━━━ DATASET EXTRACT ━━━
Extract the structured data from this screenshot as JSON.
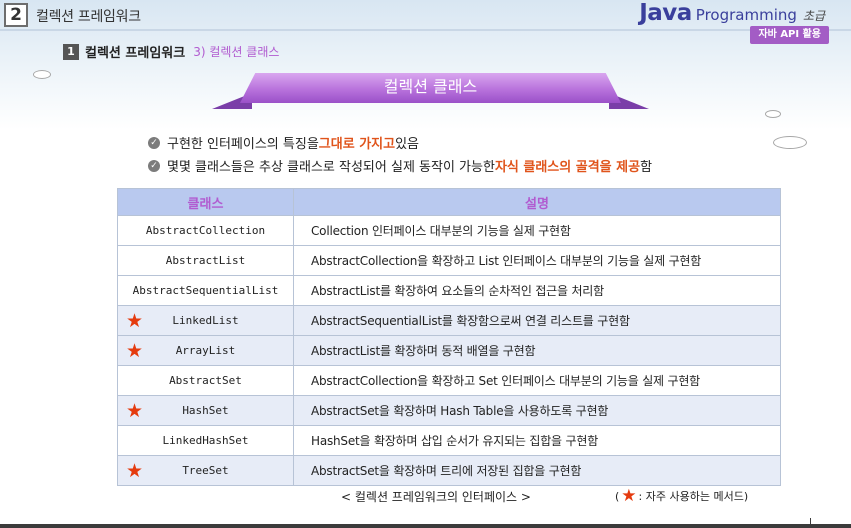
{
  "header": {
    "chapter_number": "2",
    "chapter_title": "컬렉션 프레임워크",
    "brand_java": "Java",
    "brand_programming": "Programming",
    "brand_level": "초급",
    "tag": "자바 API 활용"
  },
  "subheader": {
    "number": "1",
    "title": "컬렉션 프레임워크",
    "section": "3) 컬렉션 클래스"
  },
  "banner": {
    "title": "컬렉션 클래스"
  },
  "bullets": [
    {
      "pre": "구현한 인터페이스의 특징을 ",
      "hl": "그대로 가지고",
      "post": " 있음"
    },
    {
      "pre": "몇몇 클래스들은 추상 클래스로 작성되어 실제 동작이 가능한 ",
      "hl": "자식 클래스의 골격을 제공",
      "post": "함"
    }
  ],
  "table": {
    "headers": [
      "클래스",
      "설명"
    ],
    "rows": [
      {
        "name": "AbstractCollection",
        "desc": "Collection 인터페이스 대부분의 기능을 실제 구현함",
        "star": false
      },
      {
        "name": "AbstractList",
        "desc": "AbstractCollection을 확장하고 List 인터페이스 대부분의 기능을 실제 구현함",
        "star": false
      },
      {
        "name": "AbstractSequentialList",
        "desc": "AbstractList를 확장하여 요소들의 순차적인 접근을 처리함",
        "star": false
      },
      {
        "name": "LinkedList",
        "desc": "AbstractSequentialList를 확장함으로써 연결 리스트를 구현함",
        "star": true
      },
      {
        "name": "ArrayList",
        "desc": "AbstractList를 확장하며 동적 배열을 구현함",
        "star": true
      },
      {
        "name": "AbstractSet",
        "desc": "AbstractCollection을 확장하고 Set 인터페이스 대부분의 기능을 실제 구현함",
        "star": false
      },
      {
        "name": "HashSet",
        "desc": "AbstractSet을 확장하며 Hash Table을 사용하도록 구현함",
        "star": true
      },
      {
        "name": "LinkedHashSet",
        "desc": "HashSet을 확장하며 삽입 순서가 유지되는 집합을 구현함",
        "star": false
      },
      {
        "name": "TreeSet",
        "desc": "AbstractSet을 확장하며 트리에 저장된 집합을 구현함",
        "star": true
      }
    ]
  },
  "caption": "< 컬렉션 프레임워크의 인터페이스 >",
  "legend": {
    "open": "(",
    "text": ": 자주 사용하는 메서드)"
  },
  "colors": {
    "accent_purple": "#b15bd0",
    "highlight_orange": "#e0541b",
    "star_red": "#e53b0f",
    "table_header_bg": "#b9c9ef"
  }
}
━━━
━━━ DATASET EXTRACT ━━━
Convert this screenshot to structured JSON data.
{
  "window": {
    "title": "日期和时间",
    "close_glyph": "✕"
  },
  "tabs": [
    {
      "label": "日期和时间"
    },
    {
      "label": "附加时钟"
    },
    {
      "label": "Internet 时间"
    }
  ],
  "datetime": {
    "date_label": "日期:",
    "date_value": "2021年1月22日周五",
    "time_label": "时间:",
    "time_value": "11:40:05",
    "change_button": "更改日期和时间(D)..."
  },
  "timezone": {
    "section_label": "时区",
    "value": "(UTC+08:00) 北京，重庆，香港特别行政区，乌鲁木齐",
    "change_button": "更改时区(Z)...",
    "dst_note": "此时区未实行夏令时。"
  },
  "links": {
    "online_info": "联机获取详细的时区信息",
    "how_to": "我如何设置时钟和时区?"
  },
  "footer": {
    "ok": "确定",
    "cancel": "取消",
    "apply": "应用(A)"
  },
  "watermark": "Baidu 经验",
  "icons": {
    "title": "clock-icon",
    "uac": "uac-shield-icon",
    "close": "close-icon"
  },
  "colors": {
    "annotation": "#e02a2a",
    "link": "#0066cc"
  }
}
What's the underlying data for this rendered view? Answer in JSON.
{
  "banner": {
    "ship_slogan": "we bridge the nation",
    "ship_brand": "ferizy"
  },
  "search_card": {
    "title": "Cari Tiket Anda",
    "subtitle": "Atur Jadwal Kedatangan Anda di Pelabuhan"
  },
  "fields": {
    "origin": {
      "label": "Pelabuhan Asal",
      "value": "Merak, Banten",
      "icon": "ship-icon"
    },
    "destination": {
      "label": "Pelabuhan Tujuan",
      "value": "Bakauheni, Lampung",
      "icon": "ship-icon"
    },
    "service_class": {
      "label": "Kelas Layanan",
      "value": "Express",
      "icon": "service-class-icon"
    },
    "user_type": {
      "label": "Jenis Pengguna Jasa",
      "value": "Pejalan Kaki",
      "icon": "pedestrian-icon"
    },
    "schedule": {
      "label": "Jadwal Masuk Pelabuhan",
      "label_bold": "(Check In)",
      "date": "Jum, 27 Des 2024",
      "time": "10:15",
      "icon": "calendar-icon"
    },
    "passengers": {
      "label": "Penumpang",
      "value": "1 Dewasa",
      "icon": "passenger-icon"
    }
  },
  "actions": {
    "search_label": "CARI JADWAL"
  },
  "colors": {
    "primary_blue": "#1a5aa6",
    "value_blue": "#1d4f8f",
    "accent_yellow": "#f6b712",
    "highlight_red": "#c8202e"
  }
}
━━━
━━━ DATASET EXTRACT ━━━
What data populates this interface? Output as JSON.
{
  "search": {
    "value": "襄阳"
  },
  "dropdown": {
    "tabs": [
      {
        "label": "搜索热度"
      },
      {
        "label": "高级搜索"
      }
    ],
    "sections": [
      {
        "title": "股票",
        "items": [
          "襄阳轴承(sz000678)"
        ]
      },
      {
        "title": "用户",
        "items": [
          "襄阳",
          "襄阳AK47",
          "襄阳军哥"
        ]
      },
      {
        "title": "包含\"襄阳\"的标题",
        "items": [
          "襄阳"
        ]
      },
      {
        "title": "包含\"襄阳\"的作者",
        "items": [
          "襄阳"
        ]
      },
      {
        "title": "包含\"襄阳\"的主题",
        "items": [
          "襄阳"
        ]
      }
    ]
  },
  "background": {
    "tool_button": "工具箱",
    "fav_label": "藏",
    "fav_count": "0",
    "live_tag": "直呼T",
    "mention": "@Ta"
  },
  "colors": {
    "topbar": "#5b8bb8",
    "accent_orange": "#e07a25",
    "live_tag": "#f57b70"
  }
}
━━━
SET PROBLEM:
List each line of the records that holds the string "What".

TASK OUTPUT:
What's the underlying data for this rendered view? Answer in JSON.
What data populates this interface? Output as JSON.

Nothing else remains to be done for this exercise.